-- Do this --
Write out the material exactly, without any of its pictures.

(Collected data entries)
— START —
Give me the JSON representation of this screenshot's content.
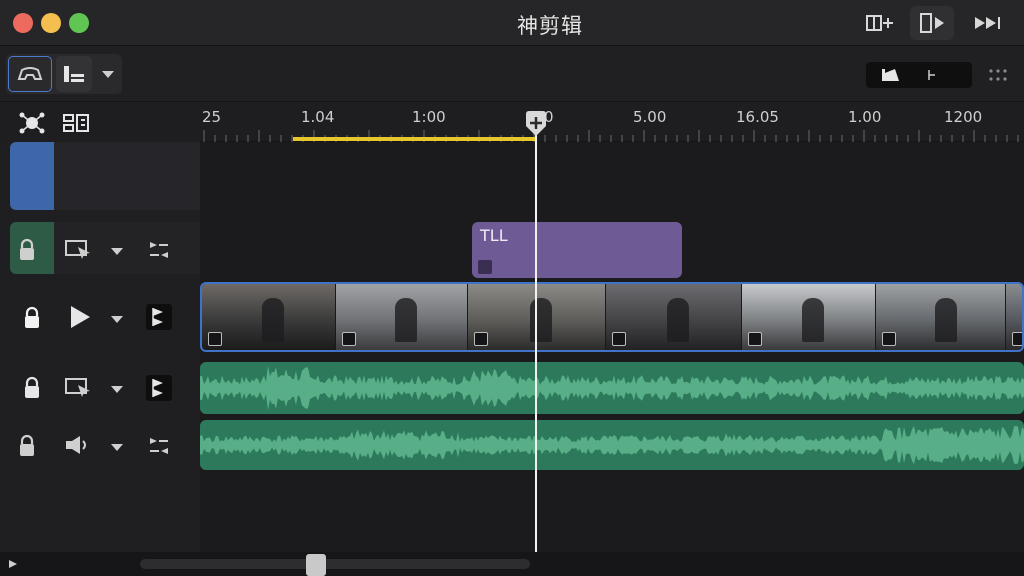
{
  "window": {
    "title": "神剪辑",
    "traffic_colors": [
      "#ed6a5e",
      "#f5bf4f",
      "#61c554"
    ]
  },
  "toolbar": {
    "mode_icons": [
      "overview-icon",
      "track-layout-icon",
      "chevron-down-icon"
    ],
    "view_icons": [
      "clip-view-icon",
      "marker-view-icon"
    ]
  },
  "titlebar_actions": [
    "add-track-icon",
    "layout-toggle-icon",
    "fast-forward-icon"
  ],
  "ruler": {
    "labels": [
      {
        "text": "25"
      },
      {
        "text": "1.04"
      },
      {
        "text": "1:00"
      },
      {
        "text": "0"
      },
      {
        "text": "5.00"
      },
      {
        "text": "16.05"
      },
      {
        "text": "1.00"
      },
      {
        "text": "1200"
      }
    ],
    "range_color": "#e7c72b"
  },
  "tracks": {
    "title_track": {
      "clip_label": "TLL"
    },
    "video_track": {
      "thumb_count": 7
    },
    "audio_colors": [
      "#2c7a5b",
      "#2c7a5b"
    ]
  }
}
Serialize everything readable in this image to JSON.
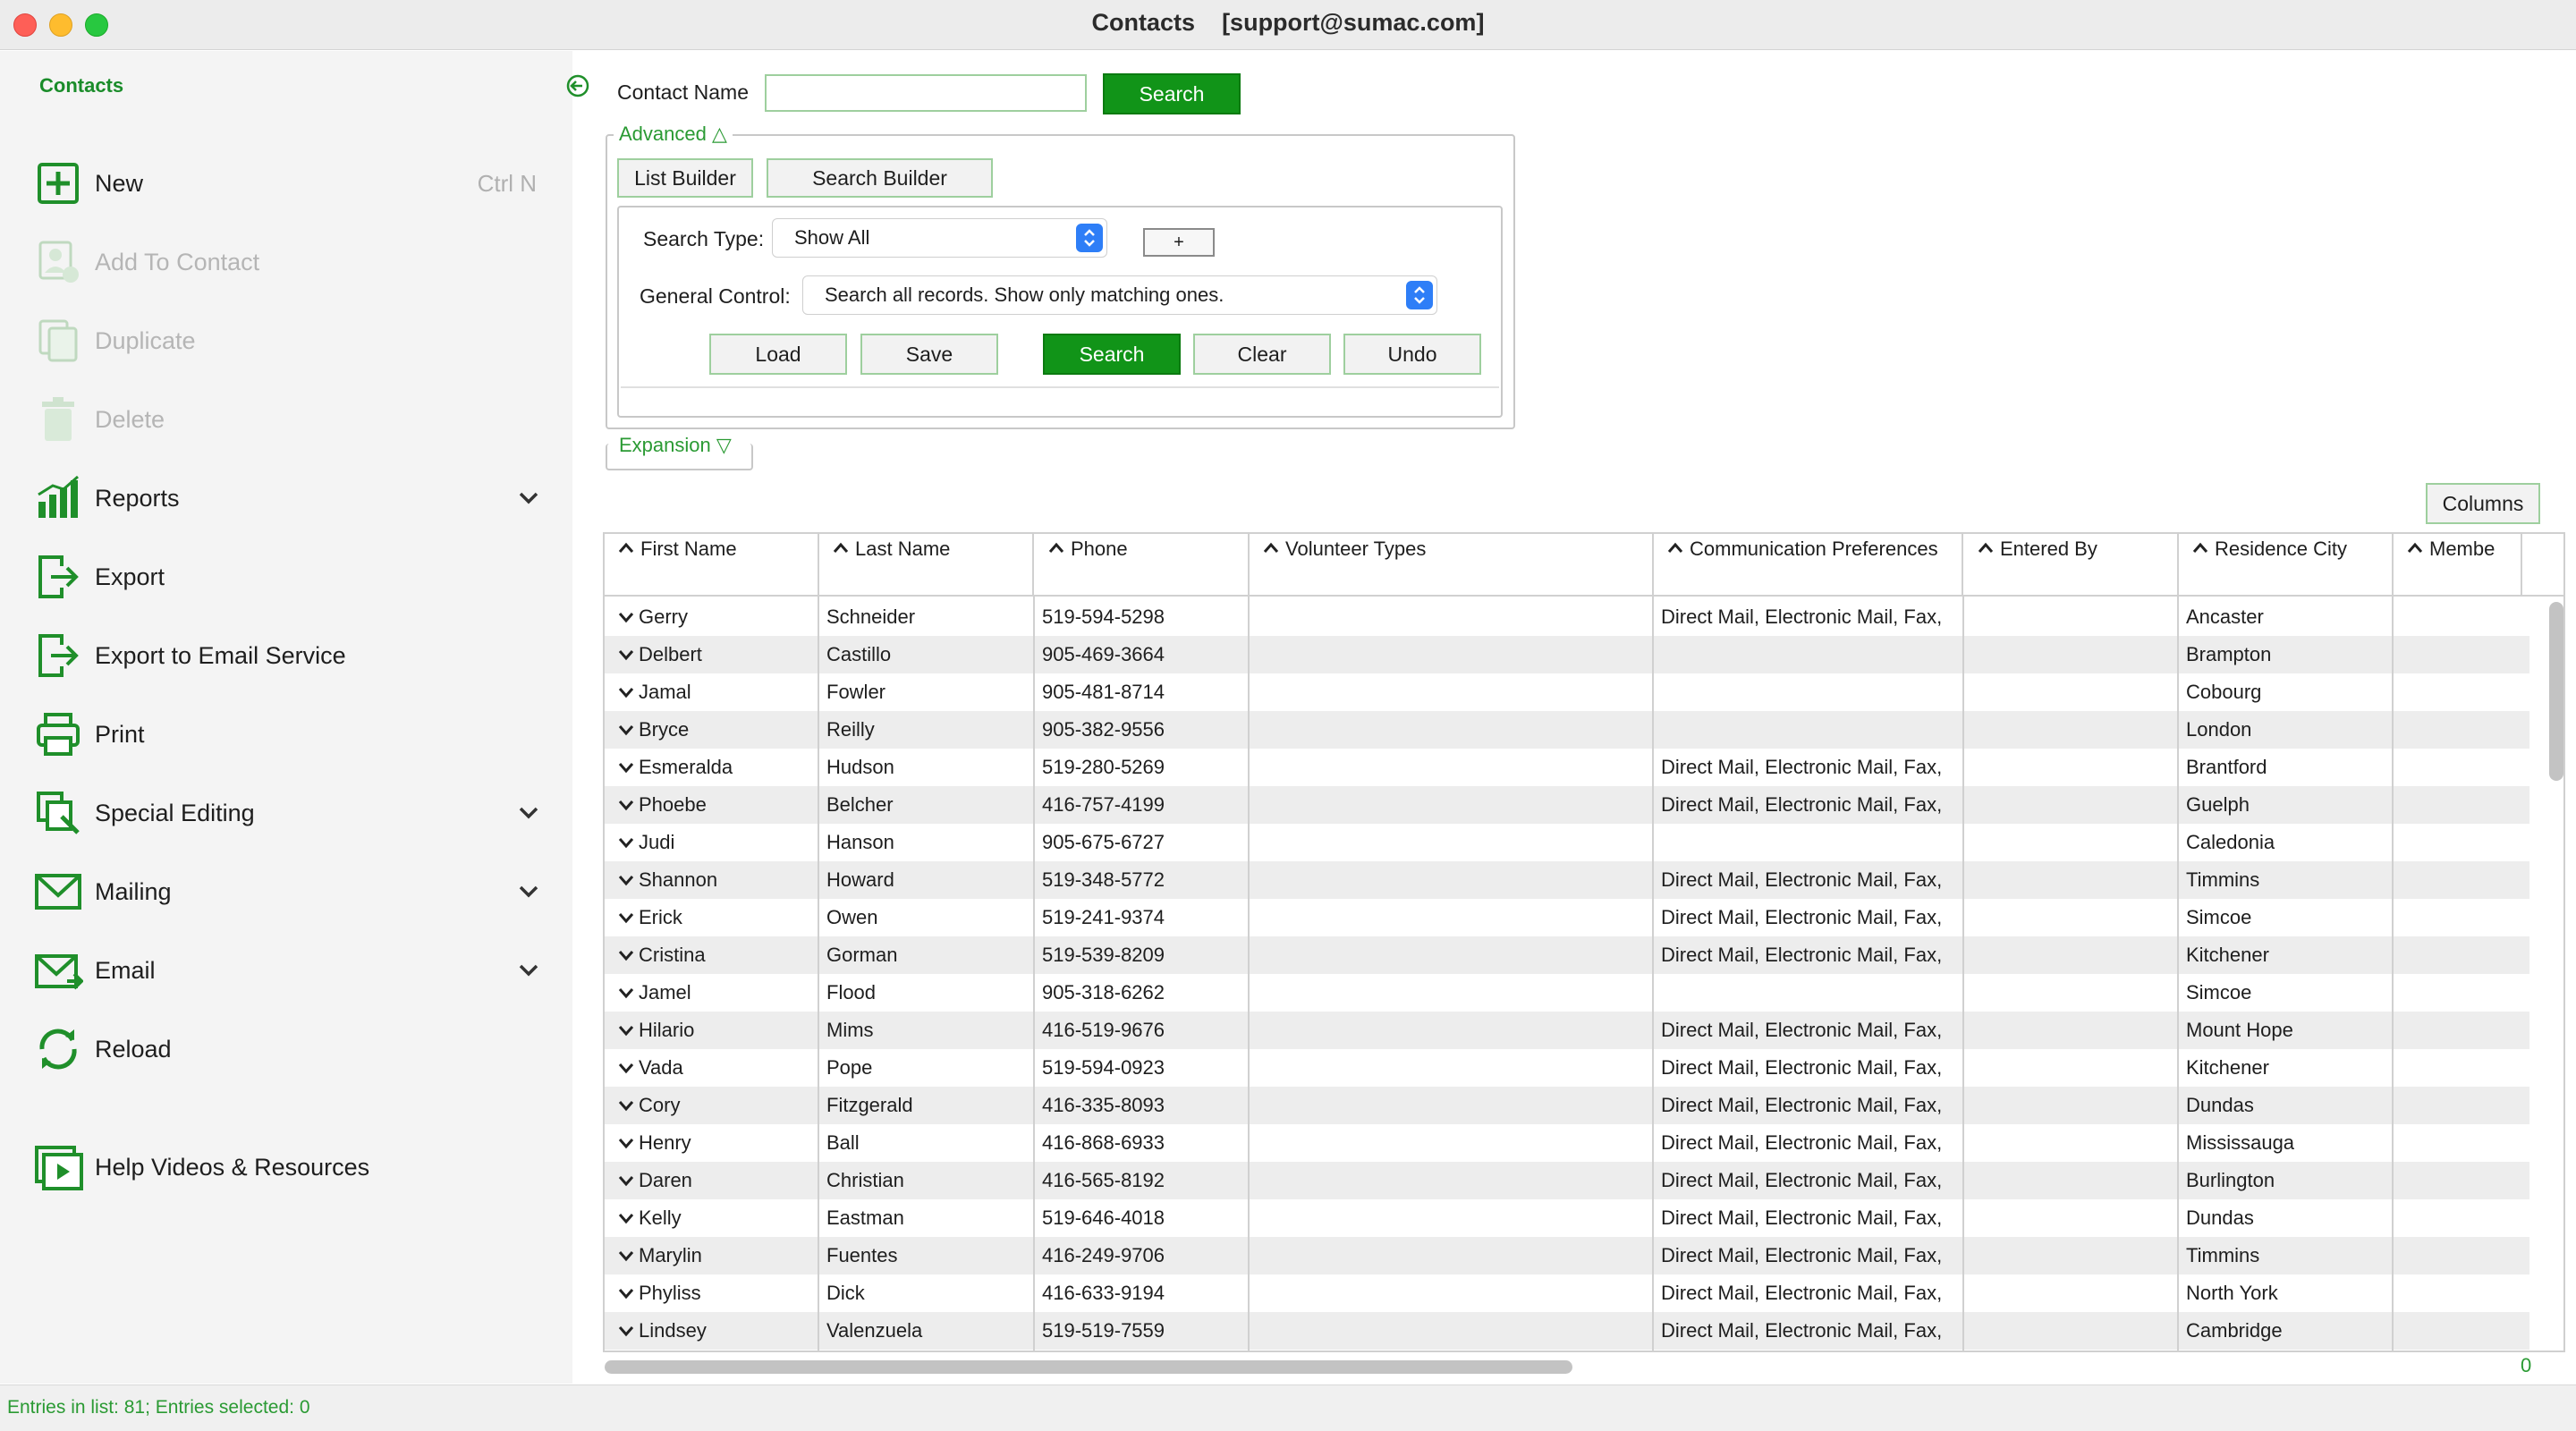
{
  "window": {
    "title": "Contacts    [support@sumac.com]"
  },
  "sidebar": {
    "title": "Contacts",
    "items": [
      {
        "label": "New",
        "shortcut": "Ctrl N",
        "icon": "plus-box-icon",
        "enabled": true
      },
      {
        "label": "Add To Contact",
        "icon": "add-contact-icon",
        "enabled": false
      },
      {
        "label": "Duplicate",
        "icon": "duplicate-icon",
        "enabled": false
      },
      {
        "label": "Delete",
        "icon": "trash-icon",
        "enabled": false
      },
      {
        "label": "Reports",
        "icon": "bar-chart-icon",
        "enabled": true,
        "expandable": true
      },
      {
        "label": "Export",
        "icon": "export-icon",
        "enabled": true
      },
      {
        "label": "Export to Email Service",
        "icon": "export-email-icon",
        "enabled": true
      },
      {
        "label": "Print",
        "icon": "printer-icon",
        "enabled": true
      },
      {
        "label": "Special Editing",
        "icon": "special-editing-icon",
        "enabled": true,
        "expandable": true
      },
      {
        "label": "Mailing",
        "icon": "mail-icon",
        "enabled": true,
        "expandable": true
      },
      {
        "label": "Email",
        "icon": "email-icon",
        "enabled": true,
        "expandable": true
      },
      {
        "label": "Reload",
        "icon": "reload-icon",
        "enabled": true
      },
      {
        "label": "Help Videos & Resources",
        "icon": "video-help-icon",
        "enabled": true
      }
    ]
  },
  "search": {
    "contact_name_label": "Contact Name",
    "contact_name_value": "",
    "search_button": "Search"
  },
  "advanced": {
    "legend": "Advanced △",
    "list_builder": "List Builder",
    "search_builder": "Search Builder",
    "search_type_label": "Search Type:",
    "search_type_value": "Show All",
    "add_button": "+",
    "general_control_label": "General Control:",
    "general_control_value": "Search all records. Show only matching ones.",
    "buttons": {
      "load": "Load",
      "save": "Save",
      "search": "Search",
      "clear": "Clear",
      "undo": "Undo"
    }
  },
  "expansion": {
    "legend": "Expansion ▽"
  },
  "columns_button": "Columns",
  "table": {
    "columns": [
      "First Name",
      "Last Name",
      "Phone",
      "Volunteer Types",
      "Communication Preferences",
      "Entered By",
      "Residence City",
      "Membe"
    ],
    "rows": [
      [
        "Gerry",
        "Schneider",
        "519-594-5298",
        "",
        "Direct Mail, Electronic Mail, Fax,",
        "",
        "Ancaster",
        ""
      ],
      [
        "Delbert",
        "Castillo",
        "905-469-3664",
        "",
        "",
        "",
        "Brampton",
        ""
      ],
      [
        "Jamal",
        "Fowler",
        "905-481-8714",
        "",
        "",
        "",
        "Cobourg",
        ""
      ],
      [
        "Bryce",
        "Reilly",
        "905-382-9556",
        "",
        "",
        "",
        "London",
        ""
      ],
      [
        "Esmeralda",
        "Hudson",
        "519-280-5269",
        "",
        "Direct Mail, Electronic Mail, Fax,",
        "",
        "Brantford",
        ""
      ],
      [
        "Phoebe",
        "Belcher",
        "416-757-4199",
        "",
        "Direct Mail, Electronic Mail, Fax,",
        "",
        "Guelph",
        ""
      ],
      [
        "Judi",
        "Hanson",
        "905-675-6727",
        "",
        "",
        "",
        "Caledonia",
        ""
      ],
      [
        "Shannon",
        "Howard",
        "519-348-5772",
        "",
        "Direct Mail, Electronic Mail, Fax,",
        "",
        "Timmins",
        ""
      ],
      [
        "Erick",
        "Owen",
        "519-241-9374",
        "",
        "Direct Mail, Electronic Mail, Fax,",
        "",
        "Simcoe",
        ""
      ],
      [
        "Cristina",
        "Gorman",
        "519-539-8209",
        "",
        "Direct Mail, Electronic Mail, Fax,",
        "",
        "Kitchener",
        ""
      ],
      [
        "Jamel",
        "Flood",
        "905-318-6262",
        "",
        "",
        "",
        "Simcoe",
        ""
      ],
      [
        "Hilario",
        "Mims",
        "416-519-9676",
        "",
        "Direct Mail, Electronic Mail, Fax,",
        "",
        "Mount Hope",
        ""
      ],
      [
        "Vada",
        "Pope",
        "519-594-0923",
        "",
        "Direct Mail, Electronic Mail, Fax,",
        "",
        "Kitchener",
        ""
      ],
      [
        "Cory",
        "Fitzgerald",
        "416-335-8093",
        "",
        "Direct Mail, Electronic Mail, Fax,",
        "",
        "Dundas",
        ""
      ],
      [
        "Henry",
        "Ball",
        "416-868-6933",
        "",
        "Direct Mail, Electronic Mail, Fax,",
        "",
        "Mississauga",
        ""
      ],
      [
        "Daren",
        "Christian",
        "416-565-8192",
        "",
        "Direct Mail, Electronic Mail, Fax,",
        "",
        "Burlington",
        ""
      ],
      [
        "Kelly",
        "Eastman",
        "519-646-4018",
        "",
        "Direct Mail, Electronic Mail, Fax,",
        "",
        "Dundas",
        ""
      ],
      [
        "Marylin",
        "Fuentes",
        "416-249-9706",
        "",
        "Direct Mail, Electronic Mail, Fax,",
        "",
        "Timmins",
        ""
      ],
      [
        "Phyliss",
        "Dick",
        "416-633-9194",
        "",
        "Direct Mail, Electronic Mail, Fax,",
        "",
        "North York",
        ""
      ],
      [
        "Lindsey",
        "Valenzuela",
        "519-519-7559",
        "",
        "Direct Mail, Electronic Mail, Fax,",
        "",
        "Cambridge",
        ""
      ]
    ]
  },
  "corner_count": "0",
  "status": "Entries in list: 81; Entries selected: 0",
  "colors": {
    "accent_green": "#119418",
    "label_green": "#2a9a33",
    "select_blue": "#2e7ef7"
  }
}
— END —
-- The answer --
Give me the JSON representation of this screenshot's content.
{
  "window": {
    "title": "神剪辑",
    "traffic_colors": [
      "#ed6a5e",
      "#f5bf4f",
      "#61c554"
    ]
  },
  "toolbar": {
    "mode_icons": [
      "overview-icon",
      "track-layout-icon",
      "chevron-down-icon"
    ],
    "view_icons": [
      "clip-view-icon",
      "marker-view-icon"
    ]
  },
  "titlebar_actions": [
    "add-track-icon",
    "layout-toggle-icon",
    "fast-forward-icon"
  ],
  "ruler": {
    "labels": [
      {
        "text": "25"
      },
      {
        "text": "1.04"
      },
      {
        "text": "1:00"
      },
      {
        "text": "0"
      },
      {
        "text": "5.00"
      },
      {
        "text": "16.05"
      },
      {
        "text": "1.00"
      },
      {
        "text": "1200"
      }
    ],
    "range_color": "#e7c72b"
  },
  "tracks": {
    "title_track": {
      "clip_label": "TLL"
    },
    "video_track": {
      "thumb_count": 7
    },
    "audio_colors": [
      "#2c7a5b",
      "#2c7a5b"
    ]
  }
}
Serialize everything readable in this image to JSON.
{
  "window": {
    "title": "Contacts    [support@sumac.com]"
  },
  "sidebar": {
    "title": "Contacts",
    "items": [
      {
        "label": "New",
        "shortcut": "Ctrl N",
        "icon": "plus-box-icon",
        "enabled": true
      },
      {
        "label": "Add To Contact",
        "icon": "add-contact-icon",
        "enabled": false
      },
      {
        "label": "Duplicate",
        "icon": "duplicate-icon",
        "enabled": false
      },
      {
        "label": "Delete",
        "icon": "trash-icon",
        "enabled": false
      },
      {
        "label": "Reports",
        "icon": "bar-chart-icon",
        "enabled": true,
        "expandable": true
      },
      {
        "label": "Export",
        "icon": "export-icon",
        "enabled": true
      },
      {
        "label": "Export to Email Service",
        "icon": "export-email-icon",
        "enabled": true
      },
      {
        "label": "Print",
        "icon": "printer-icon",
        "enabled": true
      },
      {
        "label": "Special Editing",
        "icon": "special-editing-icon",
        "enabled": true,
        "expandable": true
      },
      {
        "label": "Mailing",
        "icon": "mail-icon",
        "enabled": true,
        "expandable": true
      },
      {
        "label": "Email",
        "icon": "email-icon",
        "enabled": true,
        "expandable": true
      },
      {
        "label": "Reload",
        "icon": "reload-icon",
        "enabled": true
      },
      {
        "label": "Help Videos & Resources",
        "icon": "video-help-icon",
        "enabled": true
      }
    ]
  },
  "search": {
    "contact_name_label": "Contact Name",
    "contact_name_value": "",
    "search_button": "Search"
  },
  "advanced": {
    "legend": "Advanced △",
    "list_builder": "List Builder",
    "search_builder": "Search Builder",
    "search_type_label": "Search Type:",
    "search_type_value": "Show All",
    "add_button": "+",
    "general_control_label": "General Control:",
    "general_control_value": "Search all records. Show only matching ones.",
    "buttons": {
      "load": "Load",
      "save": "Save",
      "search": "Search",
      "clear": "Clear",
      "undo": "Undo"
    }
  },
  "expansion": {
    "legend": "Expansion ▽"
  },
  "columns_button": "Columns",
  "table": {
    "columns": [
      "First Name",
      "Last Name",
      "Phone",
      "Volunteer Types",
      "Communication Preferences",
      "Entered By",
      "Residence City",
      "Membe"
    ],
    "rows": [
      [
        "Gerry",
        "Schneider",
        "519-594-5298",
        "",
        "Direct Mail, Electronic Mail, Fax,",
        "",
        "Ancaster",
        ""
      ],
      [
        "Delbert",
        "Castillo",
        "905-469-3664",
        "",
        "",
        "",
        "Brampton",
        ""
      ],
      [
        "Jamal",
        "Fowler",
        "905-481-8714",
        "",
        "",
        "",
        "Cobourg",
        ""
      ],
      [
        "Bryce",
        "Reilly",
        "905-382-9556",
        "",
        "",
        "",
        "London",
        ""
      ],
      [
        "Esmeralda",
        "Hudson",
        "519-280-5269",
        "",
        "Direct Mail, Electronic Mail, Fax,",
        "",
        "Brantford",
        ""
      ],
      [
        "Phoebe",
        "Belcher",
        "416-757-4199",
        "",
        "Direct Mail, Electronic Mail, Fax,",
        "",
        "Guelph",
        ""
      ],
      [
        "Judi",
        "Hanson",
        "905-675-6727",
        "",
        "",
        "",
        "Caledonia",
        ""
      ],
      [
        "Shannon",
        "Howard",
        "519-348-5772",
        "",
        "Direct Mail, Electronic Mail, Fax,",
        "",
        "Timmins",
        ""
      ],
      [
        "Erick",
        "Owen",
        "519-241-9374",
        "",
        "Direct Mail, Electronic Mail, Fax,",
        "",
        "Simcoe",
        ""
      ],
      [
        "Cristina",
        "Gorman",
        "519-539-8209",
        "",
        "Direct Mail, Electronic Mail, Fax,",
        "",
        "Kitchener",
        ""
      ],
      [
        "Jamel",
        "Flood",
        "905-318-6262",
        "",
        "",
        "",
        "Simcoe",
        ""
      ],
      [
        "Hilario",
        "Mims",
        "416-519-9676",
        "",
        "Direct Mail, Electronic Mail, Fax,",
        "",
        "Mount Hope",
        ""
      ],
      [
        "Vada",
        "Pope",
        "519-594-0923",
        "",
        "Direct Mail, Electronic Mail, Fax,",
        "",
        "Kitchener",
        ""
      ],
      [
        "Cory",
        "Fitzgerald",
        "416-335-8093",
        "",
        "Direct Mail, Electronic Mail, Fax,",
        "",
        "Dundas",
        ""
      ],
      [
        "Henry",
        "Ball",
        "416-868-6933",
        "",
        "Direct Mail, Electronic Mail, Fax,",
        "",
        "Mississauga",
        ""
      ],
      [
        "Daren",
        "Christian",
        "416-565-8192",
        "",
        "Direct Mail, Electronic Mail, Fax,",
        "",
        "Burlington",
        ""
      ],
      [
        "Kelly",
        "Eastman",
        "519-646-4018",
        "",
        "Direct Mail, Electronic Mail, Fax,",
        "",
        "Dundas",
        ""
      ],
      [
        "Marylin",
        "Fuentes",
        "416-249-9706",
        "",
        "Direct Mail, Electronic Mail, Fax,",
        "",
        "Timmins",
        ""
      ],
      [
        "Phyliss",
        "Dick",
        "416-633-9194",
        "",
        "Direct Mail, Electronic Mail, Fax,",
        "",
        "North York",
        ""
      ],
      [
        "Lindsey",
        "Valenzuela",
        "519-519-7559",
        "",
        "Direct Mail, Electronic Mail, Fax,",
        "",
        "Cambridge",
        ""
      ]
    ]
  },
  "corner_count": "0",
  "status": "Entries in list: 81; Entries selected: 0",
  "colors": {
    "accent_green": "#119418",
    "label_green": "#2a9a33",
    "select_blue": "#2e7ef7"
  }
}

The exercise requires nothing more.